Work to complete:
- A) In the passage about the Juneau cartoonist Newman, what two things did the arts council give him?
- B) Please lay out the lines of the records between the lines holding "bar-component-164 (511, 332, 514, 405)" and "bar-component-270 (749, 213, 752, 333)", inclusive, as a Markdown table with the columns Row and Line. Leave out blank lines and include nothing else.

— Begin Text provided —

His tone is playful rather than biting, and he says most of his subjects, including legislators he’s poked fun at over the years, have asked for the cartoons.
When he initially pitched his Palin collection idea in front of the Juneau Arts and Humanities Council, they were encouraging even though the idea wasn’t fully formed.
“I didn’t even have a clear idea of what I wanted, I just knew I wanted to enhance and develop my collection of Sarah Palin work as it relates to Juneau specifically. I didn’t know if that was an exhibit or a book or a pamphlet or a movie,” Newman said.
The arts council gave him an individual artist grant and a deadline, which Newman says was critical to the project.
“Without a deadline I could never have dragged myself through it,” said Newman, who is also a father, husband, and full-time state worker with many community commitments.
Newman, who has contributed cartoons to the editorial page of the Juneau Empire for more than 10 years, doesn’t always focus on politics in his drawings — he covers a wide range of topics of community interest, like the weather and personal tributes.

— End Text provided —
— Begin Exercise input —

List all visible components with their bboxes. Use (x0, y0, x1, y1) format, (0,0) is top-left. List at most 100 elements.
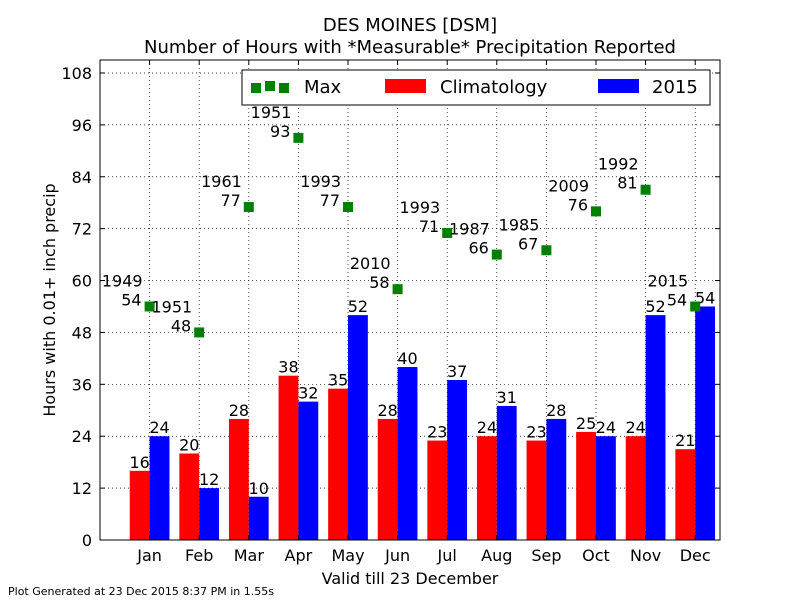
legend-label-max: Max (304, 77, 342, 98)
climatology-bar (228, 418, 249, 540)
y-tick-label: 12 (72, 479, 92, 498)
max-marker (194, 327, 205, 338)
legend-label-2015: 2015 (652, 77, 698, 98)
chart-title: DES MOINES [DSM] (323, 15, 497, 36)
x-tick-label: Feb (185, 546, 213, 565)
year-2015-value-label: 24 (596, 418, 616, 437)
y-tick-label: 60 (72, 272, 92, 291)
year-2015-value-label: 12 (199, 470, 219, 489)
year-2015-value-label: 24 (149, 418, 169, 437)
climatology-bar (675, 449, 696, 540)
max-year-label: 2010 (350, 254, 391, 273)
year-2015-value-label: 40 (397, 349, 417, 368)
max-marker (343, 202, 353, 213)
bars (129, 306, 716, 540)
climatology-value-label: 38 (278, 358, 298, 377)
climatology-bar (476, 436, 497, 540)
max-marker (491, 249, 502, 260)
year-2015-bar (496, 405, 517, 540)
climatology-value-label: 24 (626, 418, 646, 437)
year-2015-value-label: 10 (249, 479, 269, 498)
year-2015-value-label: 32 (298, 384, 318, 403)
legend-swatch-2015 (598, 79, 639, 93)
year-2015-bar (397, 367, 418, 540)
max-marker (640, 184, 651, 195)
climatology-value-label: 16 (130, 453, 150, 472)
year-2015-value-label: 52 (348, 297, 368, 316)
legend-swatch-climatology (385, 79, 426, 93)
y-tick-label: 96 (72, 116, 92, 135)
climatology-bar (576, 431, 596, 540)
climatology-value-label: 28 (229, 401, 249, 420)
x-tick-label: Apr (285, 546, 313, 565)
year-2015-bar (596, 436, 616, 540)
max-marker (541, 245, 552, 256)
legend-max-marker-1 (251, 83, 261, 93)
legend: Max Climatology 2015 (241, 69, 711, 106)
max-marker (293, 132, 304, 143)
x-tick-label: May (331, 546, 364, 565)
max-year-label: 1949 (102, 271, 143, 290)
y-tick-label: 0 (82, 531, 92, 550)
max-marker (690, 301, 701, 312)
plot-frame (99, 59, 721, 541)
y-axis-label: Hours with 0.01+ inch precip (40, 183, 59, 416)
climatology-bar (625, 436, 646, 540)
max-marker (243, 202, 254, 213)
y-tick-label: 24 (72, 427, 92, 446)
climatology-value-label: 23 (427, 423, 447, 442)
climatology-value-label: 20 (179, 436, 199, 455)
max-markers: 5419494819517719619319517719935820107119… (102, 103, 701, 338)
x-tick-label: Dec (680, 546, 711, 565)
x-tick-label: Sep (531, 546, 561, 565)
x-axis-label: Valid till 23 December (322, 569, 499, 588)
max-marker (591, 206, 601, 217)
max-year-label: 1993 (399, 198, 440, 217)
x-tick-label: Mar (234, 546, 265, 565)
max-marker (442, 227, 453, 238)
max-year-label: 1992 (598, 155, 639, 174)
y-tick-label: 48 (72, 323, 92, 342)
climatology-bar (278, 375, 299, 540)
x-axis: Jan Feb Mar Apr May Jun Jul Aug Sep Oct Nov Dec (136, 60, 711, 565)
max-value-label: 93 (270, 122, 290, 141)
max-value-label: 54 (121, 290, 141, 309)
climatology-value-label: 28 (378, 401, 398, 420)
max-marker (144, 301, 155, 312)
climatology-bar (427, 440, 448, 540)
climatology-bar (179, 453, 200, 540)
max-marker (392, 284, 403, 295)
max-value-label: 71 (419, 217, 439, 236)
climatology-value-label: 21 (675, 431, 695, 450)
max-year-label: 2015 (647, 271, 688, 290)
max-year-label: 1987 (449, 220, 490, 239)
climatology-bar (526, 440, 547, 540)
year-2015-bar (348, 315, 368, 540)
climatology-value-label: 24 (477, 418, 497, 437)
max-value-label: 77 (220, 191, 240, 210)
year-2015-value-label: 31 (497, 388, 517, 407)
max-year-label: 1985 (499, 215, 540, 234)
x-tick-label: Jun (384, 546, 410, 565)
climatology-value-label: 25 (576, 414, 596, 433)
max-year-label: 1961 (201, 172, 242, 191)
year-2015-value-label: 52 (645, 297, 665, 316)
climatology-value-label: 35 (328, 371, 348, 390)
y-tick-label: 84 (72, 168, 92, 187)
x-tick-label: Jul (437, 546, 457, 565)
max-value-label: 48 (171, 316, 191, 335)
max-year-label: 1951 (251, 103, 292, 122)
year-2015-bar (447, 380, 468, 540)
climatology-value-label: 23 (526, 423, 546, 442)
climatology-bar (377, 418, 398, 540)
year-2015-bar (645, 315, 666, 540)
y-tick-label: 108 (61, 64, 92, 83)
max-value-label: 81 (617, 174, 637, 193)
year-2015-bar (695, 306, 716, 540)
max-value-label: 77 (320, 191, 340, 210)
year-2015-bar (149, 436, 170, 540)
max-year-label: 2009 (548, 176, 589, 195)
x-tick-label: Oct (582, 546, 610, 565)
max-value-label: 76 (568, 195, 588, 214)
legend-label-climatology: Climatology (440, 77, 548, 98)
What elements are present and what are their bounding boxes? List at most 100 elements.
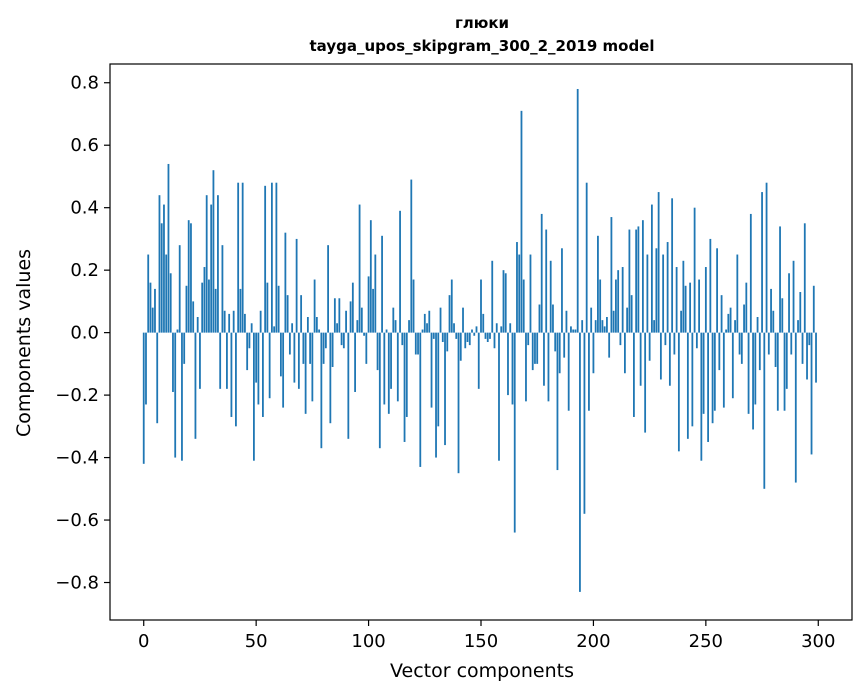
bar-component-164 (511, 332, 514, 405)
bar-component-137 (450, 279, 453, 333)
bar-component-138 (453, 323, 455, 333)
bar-component-214 (624, 332, 626, 374)
bar-component-65 (288, 332, 291, 355)
bar-component-53 (262, 332, 264, 417)
bar-component-132 (439, 307, 442, 333)
bar-component-296 (808, 332, 811, 346)
bar-component-293 (801, 332, 804, 364)
bar-component-254 (713, 332, 716, 411)
bar-component-142 (462, 307, 464, 333)
bar-component-0 (142, 332, 145, 464)
bar-component-116 (403, 332, 406, 442)
bar-component-176 (538, 304, 541, 333)
bar-component-207 (608, 332, 611, 358)
bar-component-235 (671, 198, 674, 333)
bar-component-276 (763, 332, 766, 489)
bar-component-223 (644, 332, 647, 433)
bar-component-267 (743, 304, 745, 333)
bar-component-84 (331, 332, 334, 367)
bar-component-170 (525, 332, 527, 402)
bar-component-34 (219, 332, 222, 389)
bar-component-166 (516, 242, 518, 333)
bar-component-127 (428, 310, 431, 333)
bar-component-98 (363, 332, 365, 336)
bar-component-244 (691, 332, 694, 427)
bar-component-1 (145, 332, 147, 405)
bar-component-95 (356, 320, 359, 333)
bar-component-169 (522, 279, 525, 333)
bar-component-69 (297, 332, 300, 389)
bar-component-230 (659, 332, 662, 380)
bar-component-160 (502, 270, 505, 333)
bar-component-76 (313, 279, 316, 333)
bar-component-155 (491, 260, 494, 333)
x-axis-label: Vector components (390, 660, 574, 682)
y-tick-label: −0.6 (55, 510, 99, 531)
bar-component-129 (432, 332, 435, 339)
bar-component-17 (181, 332, 183, 461)
bar-component-134 (444, 332, 446, 446)
bar-component-146 (471, 329, 473, 333)
bar-component-97 (360, 307, 363, 333)
bar-component-68 (295, 238, 298, 333)
bar-component-38 (228, 313, 231, 333)
bar-component-39 (230, 332, 233, 417)
bar-component-263 (734, 320, 736, 333)
bar-component-64 (286, 295, 289, 333)
bar-component-141 (459, 332, 462, 361)
bar-component-5 (154, 288, 156, 333)
bar-component-297 (810, 332, 813, 455)
bar-component-270 (749, 213, 752, 333)
bar-component-74 (309, 332, 312, 364)
bar-component-62 (282, 332, 285, 408)
bar-component-232 (664, 332, 667, 346)
bar-component-57 (270, 182, 273, 333)
bar-component-49 (253, 332, 255, 461)
bar-component-185 (558, 332, 561, 374)
bar-component-192 (574, 329, 577, 333)
bar-component-250 (704, 267, 707, 333)
bar-component-33 (217, 195, 219, 333)
bar-component-275 (761, 192, 763, 333)
bar-component-159 (500, 326, 503, 333)
bar-component-228 (655, 248, 658, 333)
bar-component-16 (178, 245, 181, 333)
bar-component-89 (342, 332, 345, 349)
y-tick-label: −0.4 (55, 448, 99, 469)
bar-component-153 (486, 332, 489, 342)
bar-component-253 (711, 332, 714, 424)
bar-component-294 (803, 223, 806, 333)
bar-component-47 (248, 332, 251, 349)
bar-component-144 (466, 332, 469, 342)
bar-component-23 (194, 332, 197, 439)
bar-component-3 (149, 282, 152, 333)
bar-component-2 (147, 254, 150, 333)
bar-component-200 (592, 332, 595, 374)
bar-component-281 (774, 332, 777, 367)
bar-component-186 (561, 248, 563, 333)
bar-component-105 (378, 332, 381, 449)
bar-component-50 (255, 332, 258, 383)
bar-component-287 (788, 273, 790, 333)
bar-component-80 (322, 332, 325, 364)
bar-component-249 (702, 332, 705, 414)
bar-component-77 (315, 317, 318, 333)
bar-component-168 (520, 110, 523, 333)
bar-component-218 (633, 332, 635, 417)
bar-component-151 (482, 313, 485, 333)
bar-component-191 (572, 329, 575, 333)
bar-component-123 (419, 332, 422, 467)
bar-component-157 (495, 323, 498, 333)
bar-component-67 (293, 332, 296, 383)
bar-component-106 (381, 235, 383, 333)
bar-component-21 (190, 223, 192, 333)
bar-component-251 (707, 332, 709, 442)
bar-component-118 (408, 320, 410, 333)
bar-component-10 (165, 254, 168, 333)
bar-component-8 (160, 223, 163, 333)
bar-component-30 (210, 204, 213, 333)
bar-component-94 (354, 332, 356, 392)
x-tick-label: 100 (351, 631, 385, 652)
bar-component-126 (426, 323, 428, 333)
bar-component-264 (736, 254, 739, 333)
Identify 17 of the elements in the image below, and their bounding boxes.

— End Exercise input —

Written responses:
- A) An individual artist grant and a deadline.

- B)
| Row | Line |
|---|---|
| 1 | bar-component-164 (511, 332, 514, 405) |
| 2 | bar-component-137 (450, 279, 453, 333) |
| 3 | bar-component-138 (453, 323, 455, 333) |
| 4 | bar-component-214 (624, 332, 626, 374) |
| 5 | bar-component-65 (288, 332, 291, 355) |
| 6 | bar-component-53 (262, 332, 264, 417) |
| 7 | bar-component-132 (439, 307, 442, 333) |
| 8 | bar-component-296 (808, 332, 811, 346) |
| 9 | bar-component-293 (801, 332, 804, 364) |
| 10 | bar-component-254 (713, 332, 716, 411) |
| 11 | bar-component-142 (462, 307, 464, 333) |
| 12 | bar-component-0 (142, 332, 145, 464) |
| 13 | bar-component-116 (403, 332, 406, 442) |
| 14 | bar-component-176 (538, 304, 541, 333) |
| 15 | bar-component-207 (608, 332, 611, 358) |
| 16 | bar-component-235 (671, 198, 674, 333) |
| 17 | bar-component-276 (763, 332, 766, 489) |
| 18 | bar-component-223 (644, 332, 647, 433) |
| 19 | bar-component-267 (743, 304, 745, 333) |
| 20 | bar-component-84 (331, 332, 334, 367) |
| 21 | bar-component-170 (525, 332, 527, 402) |
| 22 | bar-component-34 (219, 332, 222, 389) |
| 23 | bar-component-166 (516, 242, 518, 333) |
| 24 | bar-component-127 (428, 310, 431, 333) |
| 25 | bar-component-98 (363, 332, 365, 336) |
| 26 | bar-component-244 (691, 332, 694, 427) |
| 27 | bar-component-1 (145, 332, 147, 405) |
| 28 | bar-component-95 (356, 320, 359, 333) |
| 29 | bar-component-169 (522, 279, 525, 333) |
| 30 | bar-component-69 (297, 332, 300, 389) |
| 31 | bar-component-230 (659, 332, 662, 380) |
| 32 | bar-component-160 (502, 270, 505, 333) |
| 33 | bar-component-76 (313, 279, 316, 333) |
| 34 | bar-component-155 (491, 260, 494, 333) |
| 35 | x-axis-label: Vector components (390, 660, 574, 682) |
| 36 | y-tick-label: −0.6 (55, 510, 99, 531) |
| 37 | bar-component-129 (432, 332, 435, 339) |
| 38 | bar-component-17 (181, 332, 183, 461) |
| 39 | bar-component-134 (444, 332, 446, 446) |
| 40 | bar-component-146 (471, 329, 473, 333) |
| 41 | bar-component-97 (360, 307, 363, 333) |
| 42 | bar-component-68 (295, 238, 298, 333) |
| 43 | bar-component-38 (228, 313, 231, 333) |
| 44 | bar-component-39 (230, 332, 233, 417) |
| 45 | bar-component-263 (734, 320, 736, 333) |
| 46 | bar-component-64 (286, 295, 289, 333) |
| 47 | bar-component-141 (459, 332, 462, 361) |
| 48 | bar-component-5 (154, 288, 156, 333) |
| 49 | bar-component-297 (810, 332, 813, 455) |
| 50 | bar-component-270 (749, 213, 752, 333) |